### Written instruction
Repeat the material verbatim. Images are excluded from the copy.
-- START Entries supplied --
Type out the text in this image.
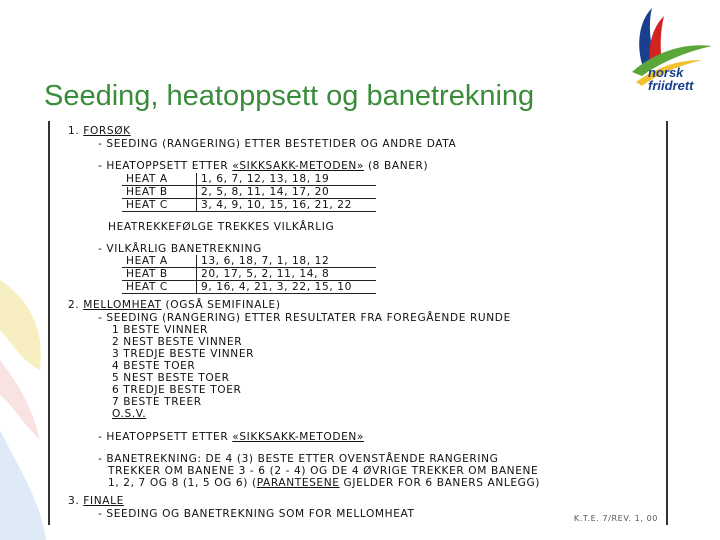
Seeding, heatoppsett og banetrekning
norsk
friidrett
1. FORSØK
- SEEDING (RANGERING) ETTER BESTETIDER OG ANDRE DATA
- HEATOPPSETT ETTER «SIKKSAKK-METODEN» (8 BANER)
HEAT A	1, 6, 7, 12, 13, 18, 19
HEAT B	2, 5, 8, 11, 14, 17, 20
HEAT C	3, 4, 9, 10, 15, 16, 21, 22
HEATREKKEFØLGE TREKKES VILKÅRLIG
- VILKÅRLIG BANETREKNING
HEAT A	13, 6, 18, 7, 1, 18, 12
HEAT B	20, 17, 5, 2, 11, 14, 8
HEAT C	9, 16, 4, 21, 3, 22, 15, 10
2. MELLOMHEAT (OGSÅ SEMIFINALE)
- SEEDING (RANGERING) ETTER RESULTATER FRA FOREGÅENDE RUNDE
1 BESTE VINNER
2 NEST BESTE VINNER
3 TREDJE BESTE VINNER
4 BESTE TOER
5 NEST BESTE TOER
6 TREDJE BESTE TOER
7 BESTE TREER
O.S.V.
- HEATOPPSETT ETTER «SIKKSAKK-METODEN»
- BANETREKNING: DE 4 (3) BESTE ETTER OVENSTÅENDE RANGERING
TREKKER OM BANENE 3 - 6 (2 - 4) OG DE 4 ØVRIGE TREKKER OM BANENE
1, 2, 7 OG 8 (1, 5 OG 6) (PARANTESENE GJELDER FOR 6 BANERS ANLEGG)
3. FINALE
- SEEDING OG BANETREKNING SOM FOR MELLOMHEAT	K.T.E. 7/REV. 1, 00
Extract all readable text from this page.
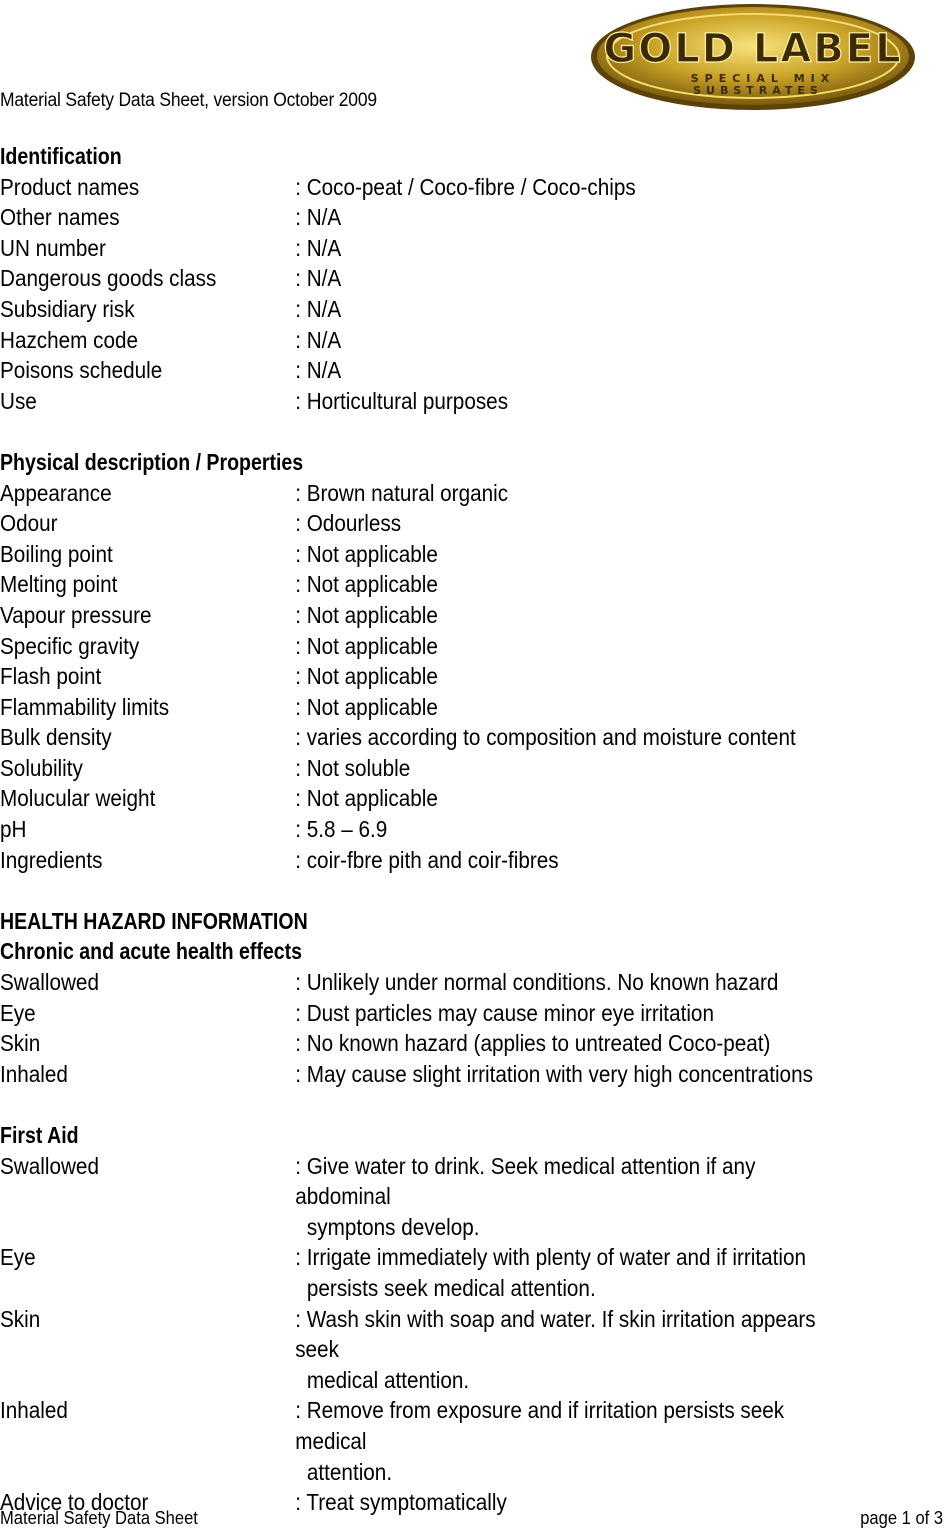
Material Safety Data Sheet, version October 2009
GOLD LABEL
SPECIAL MIX
SUBSTRATES
Identification
Product names	: Coco-peat / Coco-fibre / Coco-chips
Other names	: N/A
UN number	: N/A
Dangerous goods class	: N/A
Subsidiary risk	: N/A
Hazchem code	: N/A
Poisons schedule	: N/A
Use	: Horticultural purposes
Physical description / Properties
Appearance	: Brown natural organic
Odour	: Odourless
Boiling point	: Not applicable
Melting point	: Not applicable
Vapour pressure	: Not applicable
Specific gravity	: Not applicable
Flash point	: Not applicable
Flammability limits	: Not applicable
Bulk density	: varies according to composition and moisture content
Solubility	: Not soluble
Molucular weight	: Not applicable
pH	: 5.8 – 6.9
Ingredients	: coir-fbre pith and coir-fibres
HEALTH HAZARD INFORMATION
Chronic and acute health effects
Swallowed	: Unlikely under normal conditions. No known hazard
Eye	: Dust particles may cause minor eye irritation
Skin	: No known hazard (applies to untreated Coco-peat)
Inhaled	: May cause slight irritation with very high concentrations
First Aid
Swallowed	: Give water to drink. Seek medical attention if any abdominal
symptons develop.
Eye	: Irrigate immediately with plenty of water and if irritation
persists seek medical attention.
Skin	: Wash skin with soap and water. If skin irritation appears seek
medical attention.
Inhaled	: Remove from exposure and if irritation persists seek medical
attention.
Advice to doctor	: Treat symptomatically
Material Safety Data Sheet	page 1 of 3
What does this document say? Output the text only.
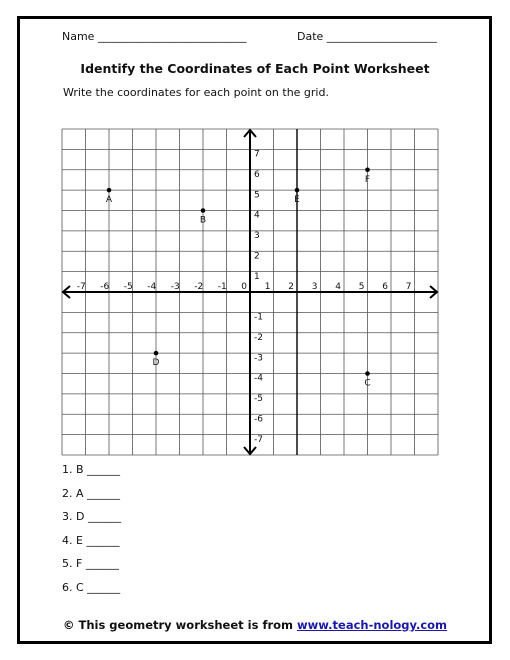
Name ___________________________	Date ____________________
Identify the Coordinates of Each Point Worksheet
Write the coordinates for each point on the grid.
-7 -6 -5 -4 -3 -2 -1 0 1 2 3 4 5 6 7
7
6
5
4
3
2
1
-1
-2
-3
-4
-5
-6
-7
A
B
E
F
D
C
1. B ______
2. A ______
3. D ______
4. E ______
5. F ______
6. C ______
© This geometry worksheet is from www.teach-nology.com
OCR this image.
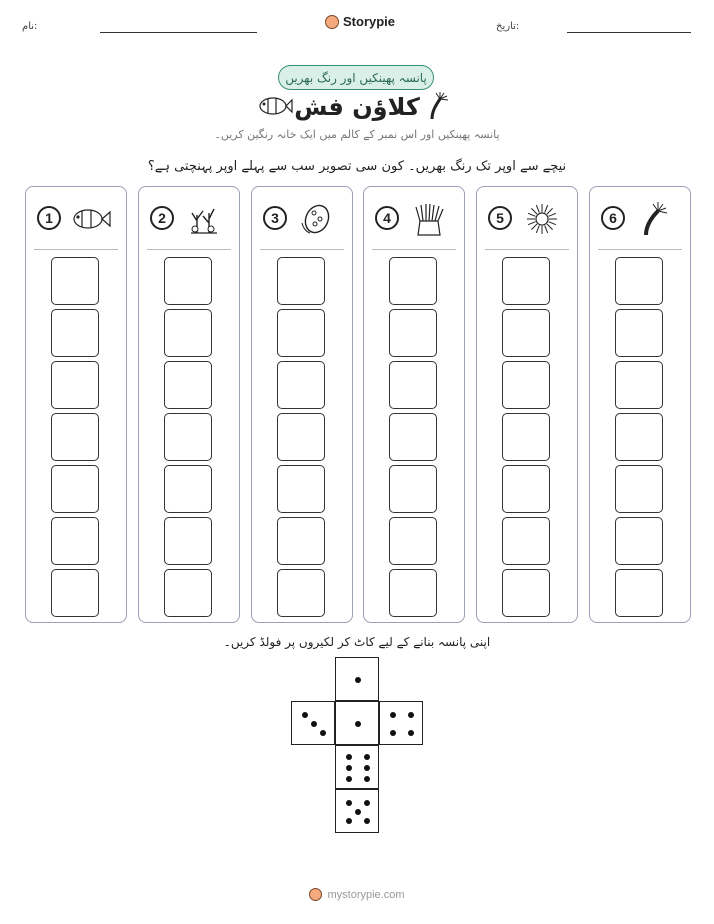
نام:	Storypie	تاریخ:
پانسہ پھینکیں اور رنگ بھریں
کلاؤن فش
پانسہ پھینکیں اور اس نمبر کے کالم میں ایک خانہ رنگین کریں۔
نیچے سے اوپر تک رنگ بھریں۔ کون سی تصویر سب سے پہلے اوپر پہنچتی ہے؟
1	2	3	4	5	6
اپنی پانسہ بنانے کے لیے کاٹ کر لکیروں پر فولڈ کریں۔
mystorypie.com
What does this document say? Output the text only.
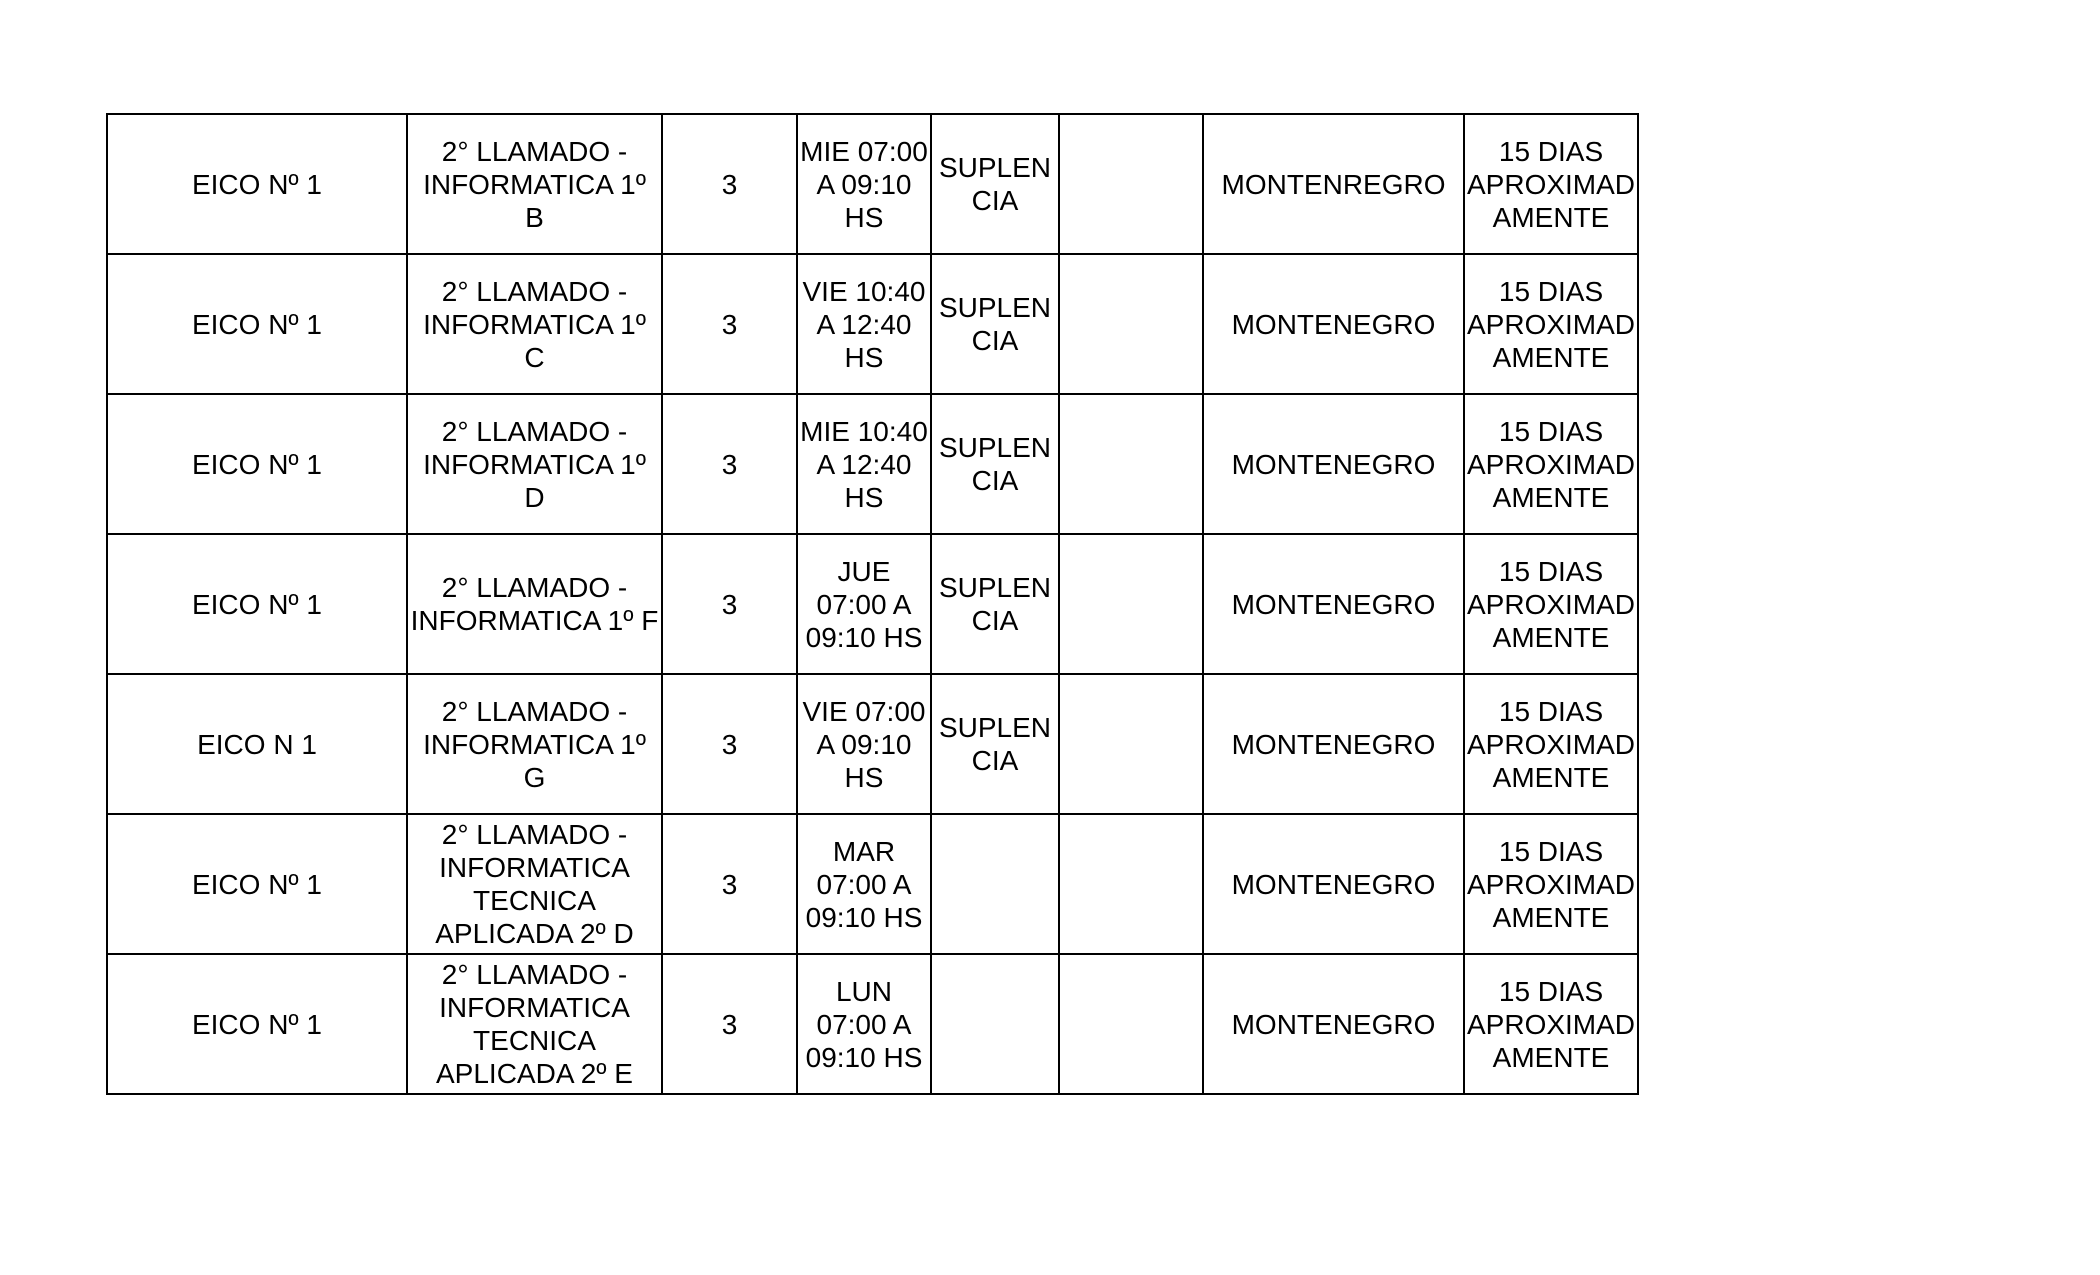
EICO Nº 1	2° LLAMADO - INFORMATICA 1º B	3	MIE 07:00 A 09:10 HS	SUPLEN CIA		MONTENREGRO	15 DIAS APROXIMAD AMENTE
EICO Nº 1	2° LLAMADO - INFORMATICA 1º C	3	VIE 10:40 A 12:40 HS	SUPLEN CIA		MONTENEGRO	15 DIAS APROXIMAD AMENTE
EICO Nº 1	2° LLAMADO - INFORMATICA 1º D	3	MIE 10:40 A 12:40 HS	SUPLEN CIA		MONTENEGRO	15 DIAS APROXIMAD AMENTE
EICO Nº 1	2° LLAMADO - INFORMATICA 1º F	3	JUE 07:00 A 09:10 HS	SUPLEN CIA		MONTENEGRO	15 DIAS APROXIMAD AMENTE
EICO N 1	2° LLAMADO - INFORMATICA 1º G	3	VIE 07:00 A 09:10 HS	SUPLEN CIA		MONTENEGRO	15 DIAS APROXIMAD AMENTE
EICO Nº 1	2° LLAMADO - INFORMATICA TECNICA APLICADA 2º D	3	MAR 07:00 A 09:10 HS			MONTENEGRO	15 DIAS APROXIMAD AMENTE
EICO Nº 1	2° LLAMADO - INFORMATICA TECNICA APLICADA 2º E	3	LUN 07:00 A 09:10 HS			MONTENEGRO	15 DIAS APROXIMAD AMENTE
-- END Entries supplied --
### Response to the task
Type out the text in this image.
Seeding, heatoppsett og banetrekning
norsk
friidrett
1. FORSØK
- SEEDING (RANGERING) ETTER BESTETIDER OG ANDRE DATA
- HEATOPPSETT ETTER «SIKKSAKK-METODEN» (8 BANER)
HEAT A	1, 6, 7, 12, 13, 18, 19
HEAT B	2, 5, 8, 11, 14, 17, 20
HEAT C	3, 4, 9, 10, 15, 16, 21, 22
HEATREKKEFØLGE TREKKES VILKÅRLIG
- VILKÅRLIG BANETREKNING
HEAT A	13, 6, 18, 7, 1, 18, 12
HEAT B	20, 17, 5, 2, 11, 14, 8
HEAT C	9, 16, 4, 21, 3, 22, 15, 10
2. MELLOMHEAT (OGSÅ SEMIFINALE)
- SEEDING (RANGERING) ETTER RESULTATER FRA FOREGÅENDE RUNDE
1 BESTE VINNER
2 NEST BESTE VINNER
3 TREDJE BESTE VINNER
4 BESTE TOER
5 NEST BESTE TOER
6 TREDJE BESTE TOER
7 BESTE TREER
O.S.V.
- HEATOPPSETT ETTER «SIKKSAKK-METODEN»
- BANETREKNING: DE 4 (3) BESTE ETTER OVENSTÅENDE RANGERING
TREKKER OM BANENE 3 - 6 (2 - 4) OG DE 4 ØVRIGE TREKKER OM BANENE
1, 2, 7 OG 8 (1, 5 OG 6) (PARANTESENE GJELDER FOR 6 BANERS ANLEGG)
3. FINALE
- SEEDING OG BANETREKNING SOM FOR MELLOMHEAT	K.T.E. 7/REV. 1, 00
Extract all readable text from this page.
Material Safety Data Sheet, version October 2009
GOLD LABEL
SPECIAL MIX
SUBSTRATES
Identification
Product names	: Coco-peat / Coco-fibre / Coco-chips
Other names	: N/A
UN number	: N/A
Dangerous goods class	: N/A
Subsidiary risk	: N/A
Hazchem code	: N/A
Poisons schedule	: N/A
Use	: Horticultural purposes
Physical description / Properties
Appearance	: Brown natural organic
Odour	: Odourless
Boiling point	: Not applicable
Melting point	: Not applicable
Vapour pressure	: Not applicable
Specific gravity	: Not applicable
Flash point	: Not applicable
Flammability limits	: Not applicable
Bulk density	: varies according to composition and moisture content
Solubility	: Not soluble
Molucular weight	: Not applicable
pH	: 5.8 – 6.9
Ingredients	: coir-fbre pith and coir-fibres
HEALTH HAZARD INFORMATION
Chronic and acute health effects
Swallowed	: Unlikely under normal conditions. No known hazard
Eye	: Dust particles may cause minor eye irritation
Skin	: No known hazard (applies to untreated Coco-peat)
Inhaled	: May cause slight irritation with very high concentrations
First Aid
Swallowed	: Give water to drink. Seek medical attention if any abdominal
symptons develop.
Eye	: Irrigate immediately with plenty of water and if irritation
persists seek medical attention.
Skin	: Wash skin with soap and water. If skin irritation appears seek
medical attention.
Inhaled	: Remove from exposure and if irritation persists seek medical
attention.
Advice to doctor	: Treat symptomatically
Material Safety Data Sheet	page 1 of 3
What does this document say? Output the text only.
Name ___________________________	Date ____________________
Identify the Coordinates of Each Point Worksheet
Write the coordinates for each point on the grid.
-7 -6 -5 -4 -3 -2 -1 0 1 2 3 4 5 6 7
7
6
5
4
3
2
1
-1
-2
-3
-4
-5
-6
-7
A
B
E
F
D
C
1. B ______
2. A ______
3. D ______
4. E ______
5. F ______
6. C ______
© This geometry worksheet is from www.teach-nology.com
OCR this image.
نام:	Storypie	تاریخ:
پانسہ پھینکیں اور رنگ بھریں
کلاؤن فش
پانسہ پھینکیں اور اس نمبر کے کالم میں ایک خانہ رنگین کریں۔
نیچے سے اوپر تک رنگ بھریں۔ کون سی تصویر سب سے پہلے اوپر پہنچتی ہے؟
1	2	3	4	5	6
اپنی پانسہ بنانے کے لیے کاٹ کر لکیروں پر فولڈ کریں۔
mystorypie.com
What does this document say? Output the text only.
EICO Nº 1	2° LLAMADO - INFORMATICA 1º B	3	MIE 07:00 A 09:10 HS	SUPLEN CIA		MONTENREGRO	15 DIAS APROXIMAD AMENTE
EICO Nº 1	2° LLAMADO - INFORMATICA 1º C	3	VIE 10:40 A 12:40 HS	SUPLEN CIA		MONTENEGRO	15 DIAS APROXIMAD AMENTE
EICO Nº 1	2° LLAMADO - INFORMATICA 1º D	3	MIE 10:40 A 12:40 HS	SUPLEN CIA		MONTENEGRO	15 DIAS APROXIMAD AMENTE
EICO Nº 1	2° LLAMADO - INFORMATICA 1º F	3	JUE 07:00 A 09:10 HS	SUPLEN CIA		MONTENEGRO	15 DIAS APROXIMAD AMENTE
EICO N 1	2° LLAMADO - INFORMATICA 1º G	3	VIE 07:00 A 09:10 HS	SUPLEN CIA		MONTENEGRO	15 DIAS APROXIMAD AMENTE
EICO Nº 1	2° LLAMADO - INFORMATICA TECNICA APLICADA 2º D	3	MAR 07:00 A 09:10 HS			MONTENEGRO	15 DIAS APROXIMAD AMENTE
EICO Nº 1	2° LLAMADO - INFORMATICA TECNICA APLICADA 2º E	3	LUN 07:00 A 09:10 HS			MONTENEGRO	15 DIAS APROXIMAD AMENTE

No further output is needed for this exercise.